Short task | Return the count of lines that hold the string "NACIMIENTO", with no other words.

»»

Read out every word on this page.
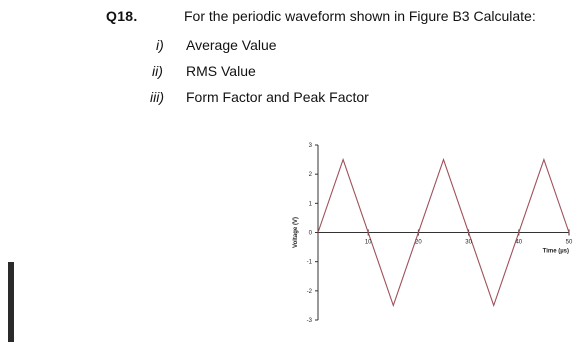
Q18.	For the periodic waveform shown in Figure B3 Calculate:
i) Average Value
ii) RMS Value
iii) Form Factor and Peak Factor
3
2
1
0
-1
-2
-3
10	20	30	40	50
Time (µs)
Voltage (V)
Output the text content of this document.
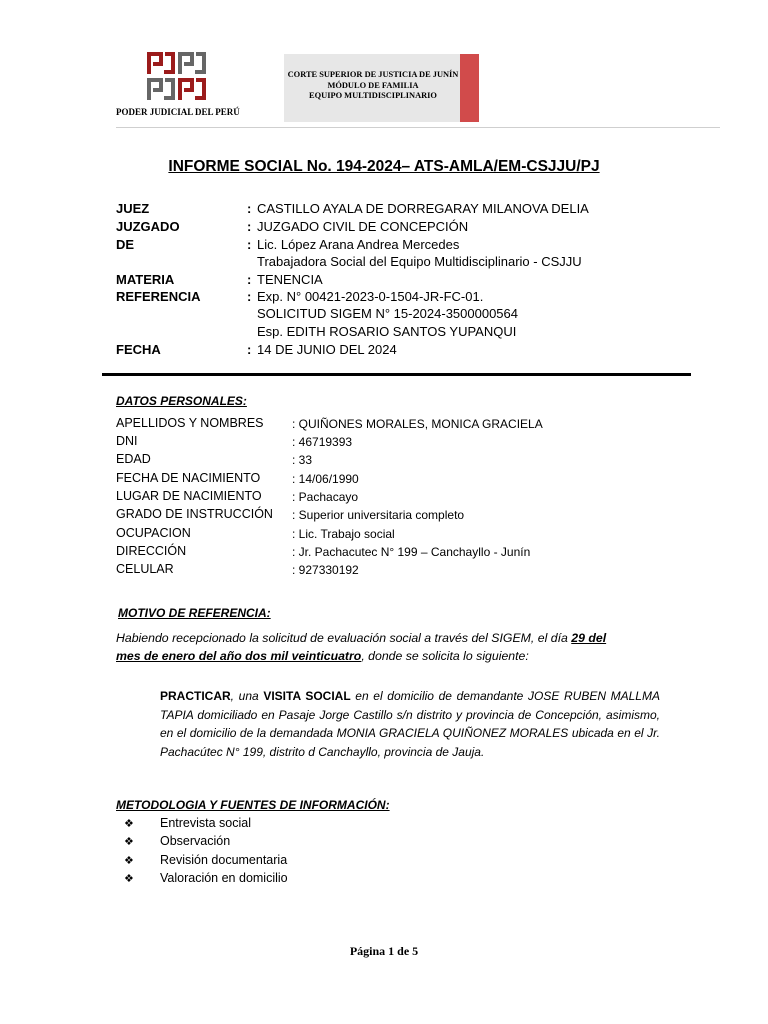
PODER JUDICIAL DEL PERÚ
CORTE SUPERIOR DE JUSTICIA DE JUNÍN
MÓDULO DE FAMILIA
EQUIPO MULTIDISCIPLINARIO
INFORME SOCIAL No. 194-2024– ATS-AMLA/EM-CSJJU/PJ
JUEZ	: CASTILLO AYALA DE DORREGARAY MILANOVA DELIA
JUZGADO	: JUZGADO CIVIL DE CONCEPCIÓN
DE	: Lic. López Arana Andrea Mercedes
Trabajadora Social del Equipo Multidisciplinario - CSJJU
MATERIA	: TENENCIA
REFERENCIA	: Exp. N° 00421-2023-0-1504-JR-FC-01.
SOLICITUD SIGEM N° 15-2024-3500000564
Esp. EDITH ROSARIO SANTOS YUPANQUI
FECHA	: 14 DE JUNIO DEL 2024
DATOS PERSONALES:
APELLIDOS Y NOMBRES : QUIÑONES MORALES, MONICA GRACIELA
DNI	: 46719393
EDAD	: 33
FECHA DE NACIMIENTO	: 14/06/1990
LUGAR DE NACIMIENTO	: Pachacayo
GRADO DE INSTRUCCIÓN : Superior universitaria completo
OCUPACION	: Lic. Trabajo social
DIRECCIÓN	: Jr. Pachacutec N° 199 – Canchayllo - Junín
CELULAR	: 927330192
MOTIVO DE REFERENCIA:
Habiendo recepcionado la solicitud de evaluación social a través del SIGEM, el día 29 del
mes de enero del año dos mil veinticuatro, donde se solicita lo siguiente:
PRACTICAR, una VISITA SOCIAL en el domicilio de demandante JOSE RUBEN MALLMA TAPIA domiciliado en Pasaje Jorge Castillo s/n distrito y provincia de Concepción, asimismo, en el domicilio de la demandada MONIA GRACIELA QUIÑONEZ MORALES ubicada en el Jr. Pachacútec N° 199, distrito d Canchayllo, provincia de Jauja.
METODOLOGIA Y FUENTES DE INFORMACIÓN:
❖ Entrevista social
❖ Observación
❖ Revisión documentaria
❖ Valoración en domicilio
Página 1 de 5
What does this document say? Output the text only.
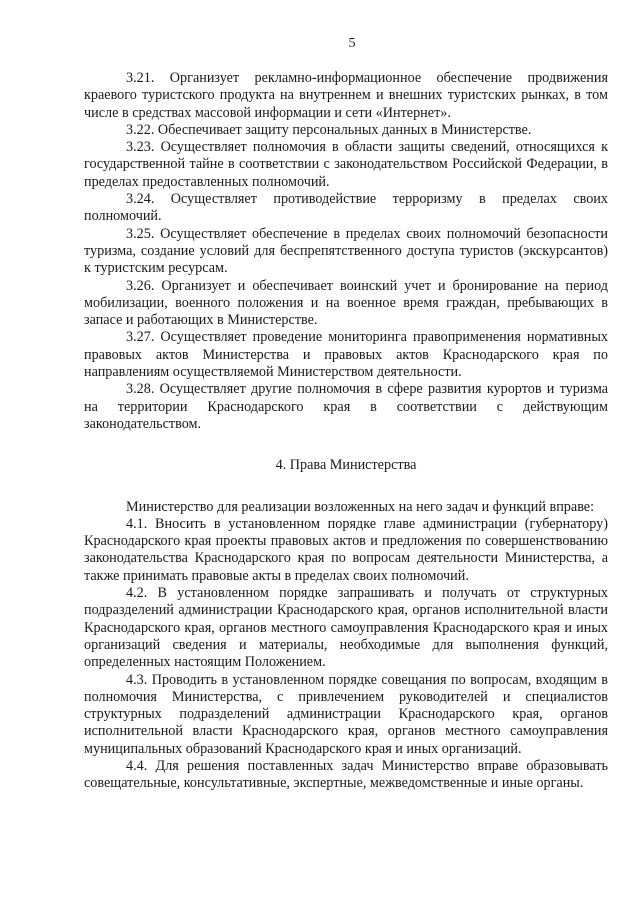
5

3.21. Организует рекламно-информационное обеспечение продвижения краевого туристского продукта на внутреннем и внешних туристских рынках, в том числе в средствах массовой информации и сети «Интернет».

3.22. Обеспечивает защиту персональных данных в Министерстве.

3.23. Осуществляет полномочия в области защиты сведений, относящихся к государственной тайне в соответствии с законодательством Российской Федерации, в пределах предоставленных полномочий.

3.24. Осуществляет противодействие терроризму в пределах своих полномочий.

3.25. Осуществляет обеспечение в пределах своих полномочий безопасности туризма, создание условий для беспрепятственного доступа туристов (экскурсантов) к туристским ресурсам.

3.26. Организует и обеспечивает воинский учет и бронирование на период мобилизации, военного положения и на военное время граждан, пребывающих в запасе и работающих в Министерстве.

3.27. Осуществляет проведение мониторинга правоприменения нормативных правовых актов Министерства и правовых актов Краснодарского края по направлениям осуществляемой Министерством деятельности.

3.28. Осуществляет другие полномочия в сфере развития курортов и туризма на территории Краснодарского края в соответствии с действующим законодательством.

4. Права Министерства

Министерство для реализации возложенных на него задач и функций вправе:

4.1. Вносить в установленном порядке главе администрации (губернатору) Краснодарского края проекты правовых актов и предложения по совершенствованию законодательства Краснодарского края по вопросам деятельности Министерства, а также принимать правовые акты в пределах своих полномочий.

4.2. В установленном порядке запрашивать и получать от структурных подразделений администрации Краснодарского края, органов исполнительной власти Краснодарского края, органов местного самоуправления Краснодарского края и иных организаций сведения и материалы, необходимые для выполнения функций, определенных настоящим Положением.

4.3. Проводить в установленном порядке совещания по вопросам, входящим в полномочия Министерства, с привлечением руководителей и специалистов структурных подразделений администрации Краснодарского края, органов исполнительной власти Краснодарского края, органов местного самоуправления муниципальных образований Краснодарского края и иных организаций.

4.4. Для решения поставленных задач Министерство вправе образовывать совещательные, консультативные, экспертные, межведомственные и иные органы.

««

Exercise answer | 2